TASK TO COMPLETE:
Output every entry exactly as written, skipping any pictures.

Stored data
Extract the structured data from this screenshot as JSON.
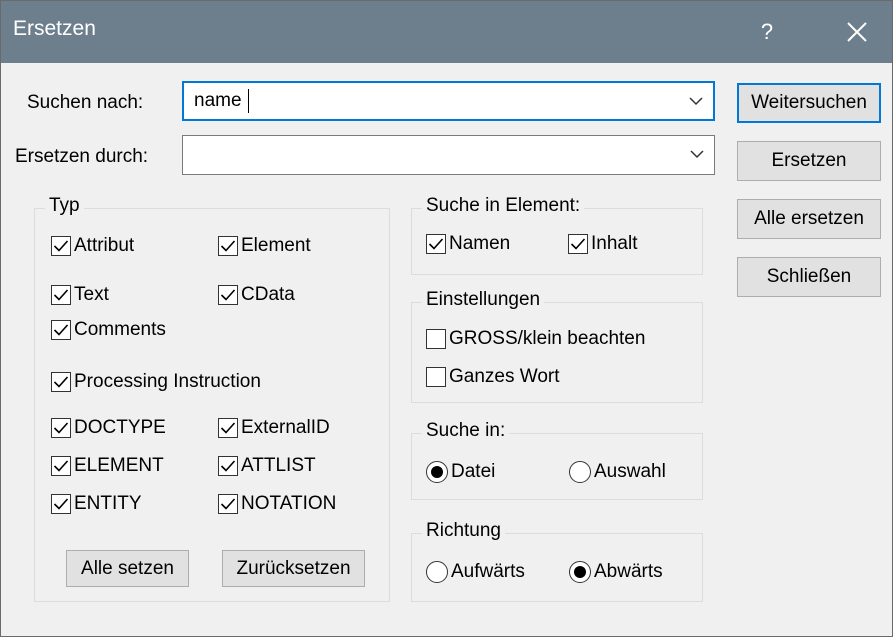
{
  "window": {
    "title": "Ersetzen",
    "help_glyph": "?",
    "help_icon": "question-mark-icon",
    "close_icon": "close-x-icon"
  },
  "search": {
    "label": "Suchen nach:",
    "value": "name"
  },
  "replace": {
    "label": "Ersetzen durch:",
    "value": ""
  },
  "buttons": {
    "find_next": "Weitersuchen",
    "replace": "Ersetzen",
    "replace_all": "Alle ersetzen",
    "close": "Schließen"
  },
  "typ": {
    "title": "Typ",
    "items": [
      {
        "label": "Attribut",
        "checked": true
      },
      {
        "label": "Element",
        "checked": true
      },
      {
        "label": "Text",
        "checked": true
      },
      {
        "label": "CData",
        "checked": true
      },
      {
        "label": "Comments",
        "checked": true
      },
      {
        "label": "Processing Instruction",
        "checked": true
      },
      {
        "label": "DOCTYPE",
        "checked": true
      },
      {
        "label": "ExternalID",
        "checked": true
      },
      {
        "label": "ELEMENT",
        "checked": true
      },
      {
        "label": "ATTLIST",
        "checked": true
      },
      {
        "label": "ENTITY",
        "checked": true
      },
      {
        "label": "NOTATION",
        "checked": true
      }
    ],
    "set_all": "Alle setzen",
    "reset": "Zurücksetzen"
  },
  "search_in_element": {
    "title": "Suche in Element:",
    "names": "Namen",
    "content": "Inhalt",
    "names_checked": true,
    "content_checked": true
  },
  "settings": {
    "title": "Einstellungen",
    "case": "GROSS/klein beachten",
    "whole_word": "Ganzes Wort",
    "case_checked": false,
    "whole_word_checked": false
  },
  "search_in": {
    "title": "Suche in:",
    "file": "Datei",
    "selection": "Auswahl",
    "selected": "file"
  },
  "direction": {
    "title": "Richtung",
    "up": "Aufwärts",
    "down": "Abwärts",
    "selected": "down"
  },
  "colors": {
    "titlebar": "#6d7e8d",
    "accent": "#0078d7",
    "dialog_bg": "#f0f0f0"
  }
}
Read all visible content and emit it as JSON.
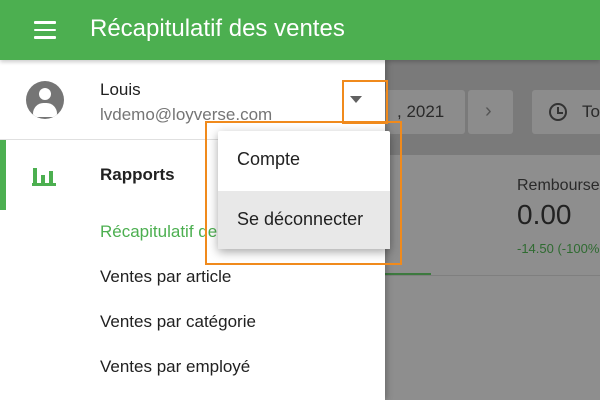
{
  "header": {
    "title": "Récapitulatif des ventes"
  },
  "background": {
    "date_text": ", 2021",
    "time_text": "To",
    "refunds_label": "Rembourse",
    "refunds_value": "0.00",
    "refunds_change": "-14.50 (-100%"
  },
  "drawer": {
    "user": {
      "name": "Louis",
      "email": "lvdemo@loyverse.com"
    },
    "reports_label": "Rapports",
    "sub_items": [
      "Récapitulatif de",
      "Ventes par article",
      "Ventes par catégorie",
      "Ventes par employé"
    ]
  },
  "popup": {
    "items": [
      "Compte",
      "Se déconnecter"
    ]
  },
  "colors": {
    "brand": "#4caf50",
    "highlight": "#f08a1c"
  }
}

OUTPUT:
Extract the structured data from this screenshot as JSON.
{
  "window": {
    "title": "Ersetzen",
    "help_glyph": "?",
    "help_icon": "question-mark-icon",
    "close_icon": "close-x-icon"
  },
  "search": {
    "label": "Suchen nach:",
    "value": "name"
  },
  "replace": {
    "label": "Ersetzen durch:",
    "value": ""
  },
  "buttons": {
    "find_next": "Weitersuchen",
    "replace": "Ersetzen",
    "replace_all": "Alle ersetzen",
    "close": "Schließen"
  },
  "typ": {
    "title": "Typ",
    "items": [
      {
        "label": "Attribut",
        "checked": true
      },
      {
        "label": "Element",
        "checked": true
      },
      {
        "label": "Text",
        "checked": true
      },
      {
        "label": "CData",
        "checked": true
      },
      {
        "label": "Comments",
        "checked": true
      },
      {
        "label": "Processing Instruction",
        "checked": true
      },
      {
        "label": "DOCTYPE",
        "checked": true
      },
      {
        "label": "ExternalID",
        "checked": true
      },
      {
        "label": "ELEMENT",
        "checked": true
      },
      {
        "label": "ATTLIST",
        "checked": true
      },
      {
        "label": "ENTITY",
        "checked": true
      },
      {
        "label": "NOTATION",
        "checked": true
      }
    ],
    "set_all": "Alle setzen",
    "reset": "Zurücksetzen"
  },
  "search_in_element": {
    "title": "Suche in Element:",
    "names": "Namen",
    "content": "Inhalt",
    "names_checked": true,
    "content_checked": true
  },
  "settings": {
    "title": "Einstellungen",
    "case": "GROSS/klein beachten",
    "whole_word": "Ganzes Wort",
    "case_checked": false,
    "whole_word_checked": false
  },
  "search_in": {
    "title": "Suche in:",
    "file": "Datei",
    "selection": "Auswahl",
    "selected": "file"
  },
  "direction": {
    "title": "Richtung",
    "up": "Aufwärts",
    "down": "Abwärts",
    "selected": "down"
  },
  "colors": {
    "titlebar": "#6d7e8d",
    "accent": "#0078d7",
    "dialog_bg": "#f0f0f0"
  }
}
Read all visible content and emit it as JSON.
{
  "header": {
    "title": "Récapitulatif des ventes"
  },
  "background": {
    "date_text": ", 2021",
    "time_text": "To",
    "refunds_label": "Rembourse",
    "refunds_value": "0.00",
    "refunds_change": "-14.50 (-100%"
  },
  "drawer": {
    "user": {
      "name": "Louis",
      "email": "lvdemo@loyverse.com"
    },
    "reports_label": "Rapports",
    "sub_items": [
      "Récapitulatif de",
      "Ventes par article",
      "Ventes par catégorie",
      "Ventes par employé"
    ]
  },
  "popup": {
    "items": [
      "Compte",
      "Se déconnecter"
    ]
  },
  "colors": {
    "brand": "#4caf50",
    "highlight": "#f08a1c"
  }
}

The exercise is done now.